### WRITTEN EXERCISE
Restate, word for word, all of the material shown below.

Data items:
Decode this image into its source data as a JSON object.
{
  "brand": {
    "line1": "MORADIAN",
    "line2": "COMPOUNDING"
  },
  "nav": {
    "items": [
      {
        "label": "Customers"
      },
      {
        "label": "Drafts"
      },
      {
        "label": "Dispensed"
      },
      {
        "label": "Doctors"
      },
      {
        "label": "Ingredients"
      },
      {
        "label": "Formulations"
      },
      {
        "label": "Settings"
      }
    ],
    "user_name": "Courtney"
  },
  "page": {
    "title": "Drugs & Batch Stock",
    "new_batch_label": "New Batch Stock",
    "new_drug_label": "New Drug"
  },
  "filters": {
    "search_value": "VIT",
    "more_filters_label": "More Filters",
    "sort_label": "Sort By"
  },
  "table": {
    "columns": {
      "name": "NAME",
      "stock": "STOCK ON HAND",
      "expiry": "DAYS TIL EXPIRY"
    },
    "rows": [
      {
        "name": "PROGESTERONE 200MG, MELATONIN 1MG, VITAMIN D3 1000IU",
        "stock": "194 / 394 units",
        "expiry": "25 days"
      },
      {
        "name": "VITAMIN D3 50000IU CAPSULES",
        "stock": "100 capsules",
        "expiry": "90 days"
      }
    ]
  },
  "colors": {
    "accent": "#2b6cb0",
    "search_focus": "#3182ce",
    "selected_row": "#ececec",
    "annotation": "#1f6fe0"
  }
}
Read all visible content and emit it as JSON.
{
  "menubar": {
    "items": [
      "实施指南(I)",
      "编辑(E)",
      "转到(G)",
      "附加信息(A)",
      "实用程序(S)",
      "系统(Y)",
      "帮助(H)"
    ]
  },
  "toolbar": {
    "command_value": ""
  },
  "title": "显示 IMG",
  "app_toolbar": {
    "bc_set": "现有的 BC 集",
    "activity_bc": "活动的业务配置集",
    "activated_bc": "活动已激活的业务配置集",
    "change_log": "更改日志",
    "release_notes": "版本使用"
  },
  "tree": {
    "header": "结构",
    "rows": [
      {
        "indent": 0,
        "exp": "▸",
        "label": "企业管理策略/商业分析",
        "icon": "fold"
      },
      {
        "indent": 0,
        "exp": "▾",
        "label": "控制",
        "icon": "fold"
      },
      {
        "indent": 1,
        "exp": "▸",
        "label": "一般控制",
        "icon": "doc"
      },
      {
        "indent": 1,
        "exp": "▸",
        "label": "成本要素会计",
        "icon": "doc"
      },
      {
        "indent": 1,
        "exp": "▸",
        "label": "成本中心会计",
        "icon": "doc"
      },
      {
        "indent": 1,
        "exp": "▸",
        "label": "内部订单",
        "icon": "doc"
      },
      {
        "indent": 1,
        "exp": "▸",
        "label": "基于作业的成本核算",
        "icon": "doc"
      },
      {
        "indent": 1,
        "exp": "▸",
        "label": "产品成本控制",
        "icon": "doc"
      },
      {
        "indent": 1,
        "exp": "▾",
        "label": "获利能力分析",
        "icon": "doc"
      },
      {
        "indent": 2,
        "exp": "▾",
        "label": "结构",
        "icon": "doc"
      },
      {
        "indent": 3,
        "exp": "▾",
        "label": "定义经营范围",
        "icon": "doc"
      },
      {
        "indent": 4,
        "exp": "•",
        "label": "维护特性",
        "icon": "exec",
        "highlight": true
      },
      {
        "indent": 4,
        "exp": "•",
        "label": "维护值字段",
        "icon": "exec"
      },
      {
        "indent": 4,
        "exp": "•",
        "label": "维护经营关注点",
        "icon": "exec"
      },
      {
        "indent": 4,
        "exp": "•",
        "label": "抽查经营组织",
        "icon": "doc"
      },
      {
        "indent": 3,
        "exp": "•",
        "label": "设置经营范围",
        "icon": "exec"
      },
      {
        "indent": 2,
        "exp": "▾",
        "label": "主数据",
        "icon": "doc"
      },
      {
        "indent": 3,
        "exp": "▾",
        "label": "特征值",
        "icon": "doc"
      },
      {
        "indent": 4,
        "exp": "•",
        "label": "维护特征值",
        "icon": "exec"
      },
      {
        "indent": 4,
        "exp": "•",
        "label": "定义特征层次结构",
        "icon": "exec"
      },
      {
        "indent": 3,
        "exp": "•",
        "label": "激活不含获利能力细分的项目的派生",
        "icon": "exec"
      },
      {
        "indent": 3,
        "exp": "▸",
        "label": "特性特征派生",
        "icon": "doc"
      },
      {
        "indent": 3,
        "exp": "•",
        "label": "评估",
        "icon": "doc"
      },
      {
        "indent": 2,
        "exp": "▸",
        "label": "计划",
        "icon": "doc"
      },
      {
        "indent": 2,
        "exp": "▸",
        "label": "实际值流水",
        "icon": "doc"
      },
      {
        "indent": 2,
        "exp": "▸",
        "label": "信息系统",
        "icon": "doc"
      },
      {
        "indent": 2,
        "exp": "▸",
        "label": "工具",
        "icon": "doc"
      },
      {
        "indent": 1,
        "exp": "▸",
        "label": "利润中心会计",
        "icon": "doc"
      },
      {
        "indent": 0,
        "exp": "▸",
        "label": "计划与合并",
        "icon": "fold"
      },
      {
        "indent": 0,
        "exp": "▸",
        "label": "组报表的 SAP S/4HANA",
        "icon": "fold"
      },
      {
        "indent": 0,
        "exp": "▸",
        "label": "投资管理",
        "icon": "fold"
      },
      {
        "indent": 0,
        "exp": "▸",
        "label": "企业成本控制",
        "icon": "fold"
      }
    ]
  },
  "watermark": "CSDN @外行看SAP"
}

### WRITTEN SOLUTION
Decode this image into its source data as a JSON object.
{
  "brand": {
    "line1": "MORADIAN",
    "line2": "COMPOUNDING"
  },
  "nav": {
    "items": [
      {
        "label": "Customers"
      },
      {
        "label": "Drafts"
      },
      {
        "label": "Dispensed"
      },
      {
        "label": "Doctors"
      },
      {
        "label": "Ingredients"
      },
      {
        "label": "Formulations"
      },
      {
        "label": "Settings"
      }
    ],
    "user_name": "Courtney"
  },
  "page": {
    "title": "Drugs & Batch Stock",
    "new_batch_label": "New Batch Stock",
    "new_drug_label": "New Drug"
  },
  "filters": {
    "search_value": "VIT",
    "more_filters_label": "More Filters",
    "sort_label": "Sort By"
  },
  "table": {
    "columns": {
      "name": "NAME",
      "stock": "STOCK ON HAND",
      "expiry": "DAYS TIL EXPIRY"
    },
    "rows": [
      {
        "name": "PROGESTERONE 200MG, MELATONIN 1MG, VITAMIN D3 1000IU",
        "stock": "194 / 394 units",
        "expiry": "25 days"
      },
      {
        "name": "VITAMIN D3 50000IU CAPSULES",
        "stock": "100 capsules",
        "expiry": "90 days"
      }
    ]
  },
  "colors": {
    "accent": "#2b6cb0",
    "search_focus": "#3182ce",
    "selected_row": "#ececec",
    "annotation": "#1f6fe0"
  }
}
Read all visible content and emit it as JSON.
{
  "menubar": {
    "items": [
      "实施指南(I)",
      "编辑(E)",
      "转到(G)",
      "附加信息(A)",
      "实用程序(S)",
      "系统(Y)",
      "帮助(H)"
    ]
  },
  "toolbar": {
    "command_value": ""
  },
  "title": "显示 IMG",
  "app_toolbar": {
    "bc_set": "现有的 BC 集",
    "activity_bc": "活动的业务配置集",
    "activated_bc": "活动已激活的业务配置集",
    "change_log": "更改日志",
    "release_notes": "版本使用"
  },
  "tree": {
    "header": "结构",
    "rows": [
      {
        "indent": 0,
        "exp": "▸",
        "label": "企业管理策略/商业分析",
        "icon": "fold"
      },
      {
        "indent": 0,
        "exp": "▾",
        "label": "控制",
        "icon": "fold"
      },
      {
        "indent": 1,
        "exp": "▸",
        "label": "一般控制",
        "icon": "doc"
      },
      {
        "indent": 1,
        "exp": "▸",
        "label": "成本要素会计",
        "icon": "doc"
      },
      {
        "indent": 1,
        "exp": "▸",
        "label": "成本中心会计",
        "icon": "doc"
      },
      {
        "indent": 1,
        "exp": "▸",
        "label": "内部订单",
        "icon": "doc"
      },
      {
        "indent": 1,
        "exp": "▸",
        "label": "基于作业的成本核算",
        "icon": "doc"
      },
      {
        "indent": 1,
        "exp": "▸",
        "label": "产品成本控制",
        "icon": "doc"
      },
      {
        "indent": 1,
        "exp": "▾",
        "label": "获利能力分析",
        "icon": "doc"
      },
      {
        "indent": 2,
        "exp": "▾",
        "label": "结构",
        "icon": "doc"
      },
      {
        "indent": 3,
        "exp": "▾",
        "label": "定义经营范围",
        "icon": "doc"
      },
      {
        "indent": 4,
        "exp": "•",
        "label": "维护特性",
        "icon": "exec",
        "highlight": true
      },
      {
        "indent": 4,
        "exp": "•",
        "label": "维护值字段",
        "icon": "exec"
      },
      {
        "indent": 4,
        "exp": "•",
        "label": "维护经营关注点",
        "icon": "exec"
      },
      {
        "indent": 4,
        "exp": "•",
        "label": "抽查经营组织",
        "icon": "doc"
      },
      {
        "indent": 3,
        "exp": "•",
        "label": "设置经营范围",
        "icon": "exec"
      },
      {
        "indent": 2,
        "exp": "▾",
        "label": "主数据",
        "icon": "doc"
      },
      {
        "indent": 3,
        "exp": "▾",
        "label": "特征值",
        "icon": "doc"
      },
      {
        "indent": 4,
        "exp": "•",
        "label": "维护特征值",
        "icon": "exec"
      },
      {
        "indent": 4,
        "exp": "•",
        "label": "定义特征层次结构",
        "icon": "exec"
      },
      {
        "indent": 3,
        "exp": "•",
        "label": "激活不含获利能力细分的项目的派生",
        "icon": "exec"
      },
      {
        "indent": 3,
        "exp": "▸",
        "label": "特性特征派生",
        "icon": "doc"
      },
      {
        "indent": 3,
        "exp": "•",
        "label": "评估",
        "icon": "doc"
      },
      {
        "indent": 2,
        "exp": "▸",
        "label": "计划",
        "icon": "doc"
      },
      {
        "indent": 2,
        "exp": "▸",
        "label": "实际值流水",
        "icon": "doc"
      },
      {
        "indent": 2,
        "exp": "▸",
        "label": "信息系统",
        "icon": "doc"
      },
      {
        "indent": 2,
        "exp": "▸",
        "label": "工具",
        "icon": "doc"
      },
      {
        "indent": 1,
        "exp": "▸",
        "label": "利润中心会计",
        "icon": "doc"
      },
      {
        "indent": 0,
        "exp": "▸",
        "label": "计划与合并",
        "icon": "fold"
      },
      {
        "indent": 0,
        "exp": "▸",
        "label": "组报表的 SAP S/4HANA",
        "icon": "fold"
      },
      {
        "indent": 0,
        "exp": "▸",
        "label": "投资管理",
        "icon": "fold"
      },
      {
        "indent": 0,
        "exp": "▸",
        "label": "企业成本控制",
        "icon": "fold"
      }
    ]
  },
  "watermark": "CSDN @外行看SAP"
}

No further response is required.